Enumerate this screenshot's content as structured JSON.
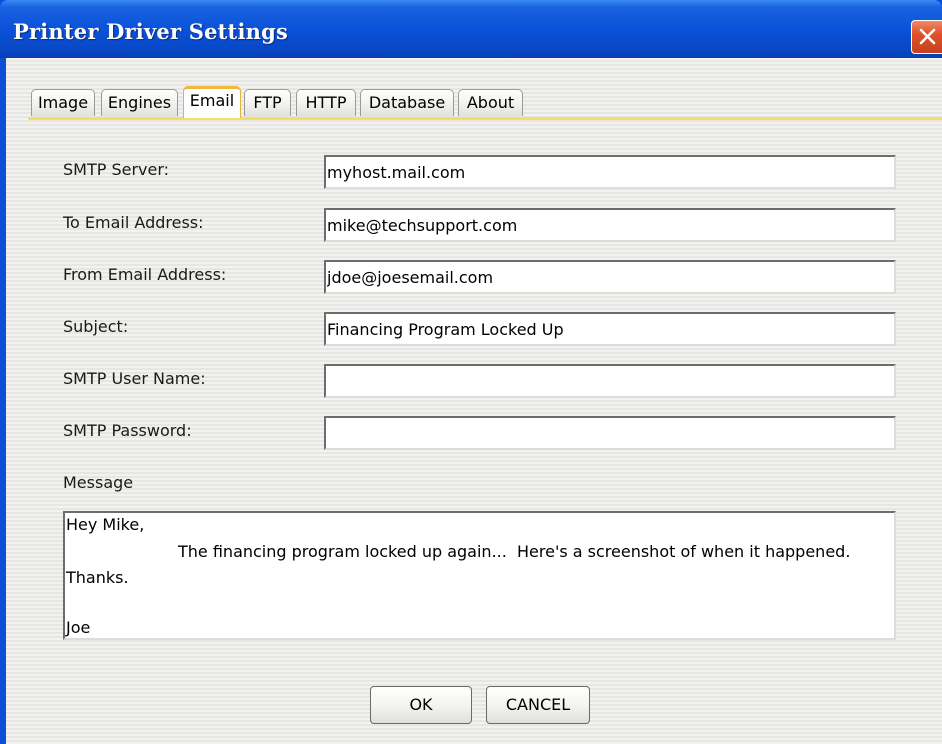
{
  "window": {
    "title": "Printer Driver Settings"
  },
  "tabs": [
    {
      "label": "Image",
      "active": false
    },
    {
      "label": "Engines",
      "active": false
    },
    {
      "label": "Email",
      "active": true
    },
    {
      "label": "FTP",
      "active": false
    },
    {
      "label": "HTTP",
      "active": false
    },
    {
      "label": "Database",
      "active": false
    },
    {
      "label": "About",
      "active": false
    }
  ],
  "email_form": {
    "smtp_server": {
      "label": "SMTP Server:",
      "value": "myhost.mail.com"
    },
    "to_address": {
      "label": "To Email Address:",
      "value": "mike@techsupport.com"
    },
    "from_address": {
      "label": "From Email Address:",
      "value": "jdoe@joesemail.com"
    },
    "subject": {
      "label": "Subject:",
      "value": "Financing Program Locked Up"
    },
    "smtp_user": {
      "label": "SMTP User Name:",
      "value": ""
    },
    "smtp_password": {
      "label": "SMTP Password:",
      "value": ""
    },
    "message": {
      "label": "Message",
      "lines": [
        "Hey Mike,",
        "The financing program locked up again...  Here's a screenshot of when it happened.",
        "Thanks.",
        "",
        "Joe"
      ]
    }
  },
  "buttons": {
    "ok": "OK",
    "cancel": "CANCEL"
  },
  "colors": {
    "titlebar": "#0a52d9",
    "close_button": "#e0522c",
    "active_tab_accent": "#f0b83a",
    "tab_underline": "#f6df5e"
  },
  "icons": {
    "close": "close-x-icon"
  }
}
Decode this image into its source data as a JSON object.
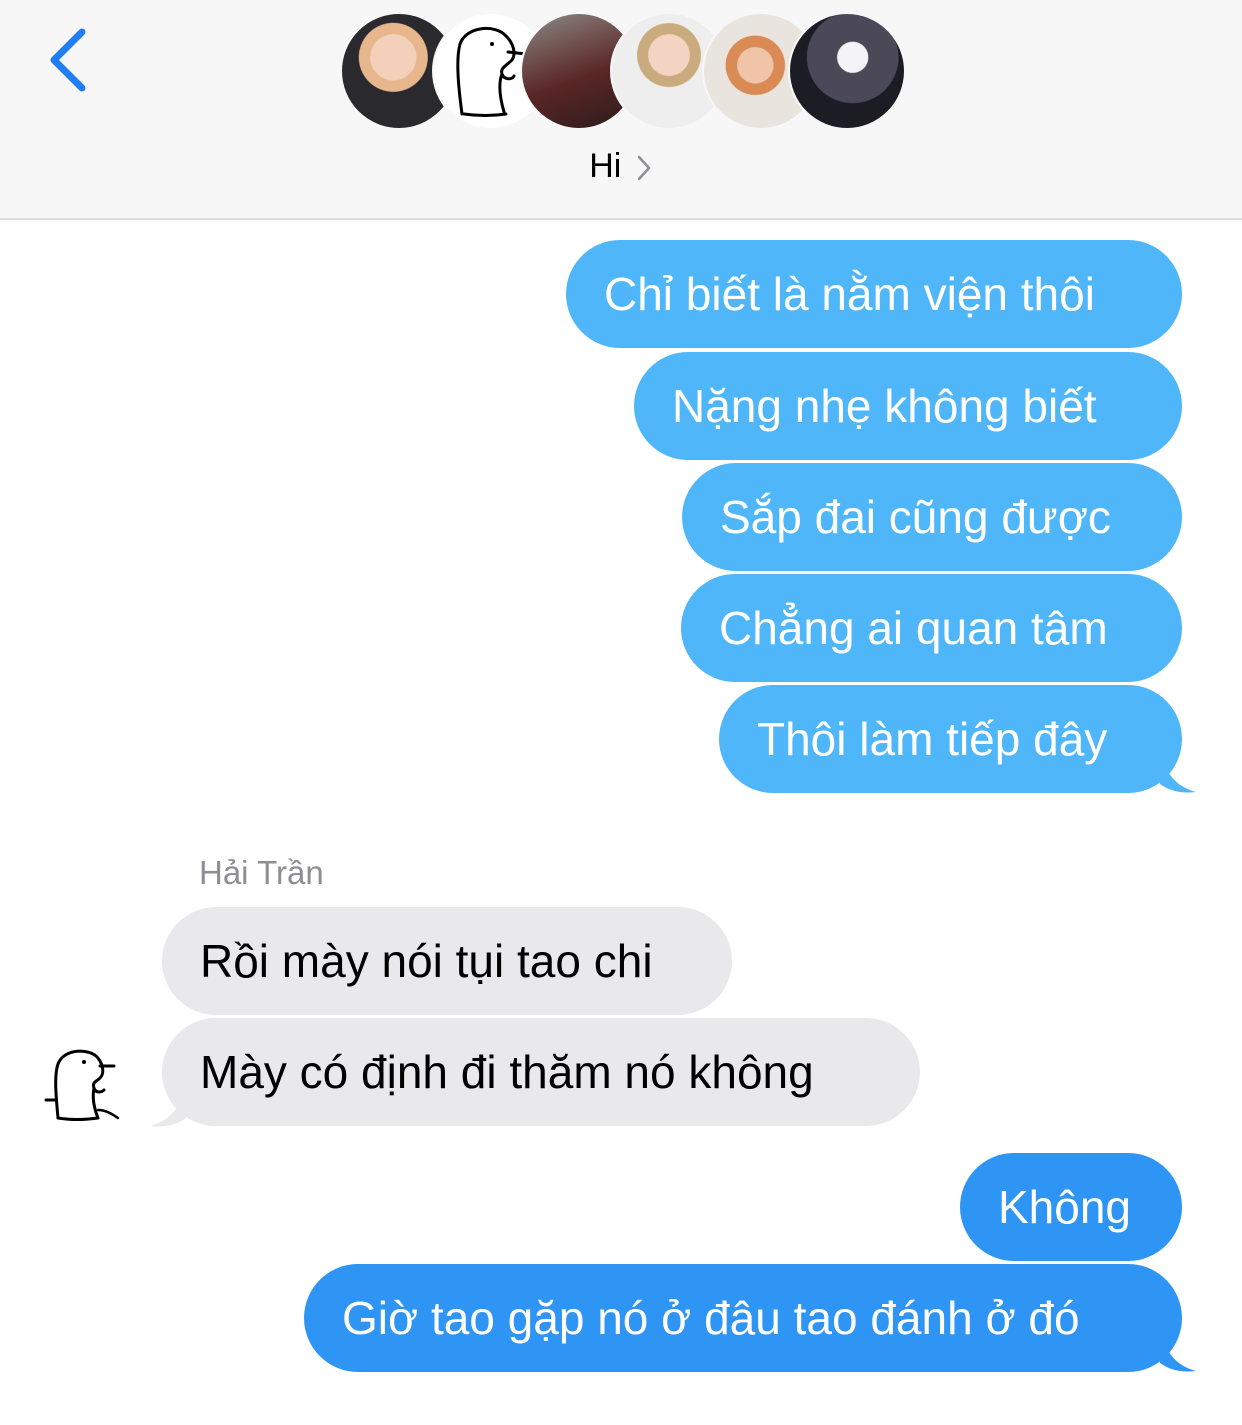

--- --- ---

* [Goal]
Give every record again exactly, apart from the pictures, which stay out.

* [Written reply]
Enumerate this screenshot's content as structured JSON.
{
  "window": {
    "title": "Printer Driver Settings"
  },
  "tabs": [
    {
      "label": "Image",
      "active": false
    },
    {
      "label": "Engines",
      "active": false
    },
    {
      "label": "Email",
      "active": true
    },
    {
      "label": "FTP",
      "active": false
    },
    {
      "label": "HTTP",
      "active": false
    },
    {
      "label": "Database",
      "active": false
    },
    {
      "label": "About",
      "active": false
    }
  ],
  "email_form": {
    "smtp_server": {
      "label": "SMTP Server:",
      "value": "myhost.mail.com"
    },
    "to_address": {
      "label": "To Email Address:",
      "value": "mike@techsupport.com"
    },
    "from_address": {
      "label": "From Email Address:",
      "value": "jdoe@joesemail.com"
    },
    "subject": {
      "label": "Subject:",
      "value": "Financing Program Locked Up"
    },
    "smtp_user": {
      "label": "SMTP User Name:",
      "value": ""
    },
    "smtp_password": {
      "label": "SMTP Password:",
      "value": ""
    },
    "message": {
      "label": "Message",
      "lines": [
        "Hey Mike,",
        "The financing program locked up again...  Here's a screenshot of when it happened.",
        "Thanks.",
        "",
        "Joe"
      ]
    }
  },
  "buttons": {
    "ok": "OK",
    "cancel": "CANCEL"
  },
  "colors": {
    "titlebar": "#0a52d9",
    "close_button": "#e0522c",
    "active_tab_accent": "#f0b83a",
    "tab_underline": "#f6df5e"
  },
  "icons": {
    "close": "close-x-icon"
  }
}
Decode this image into its source data as a JSON object.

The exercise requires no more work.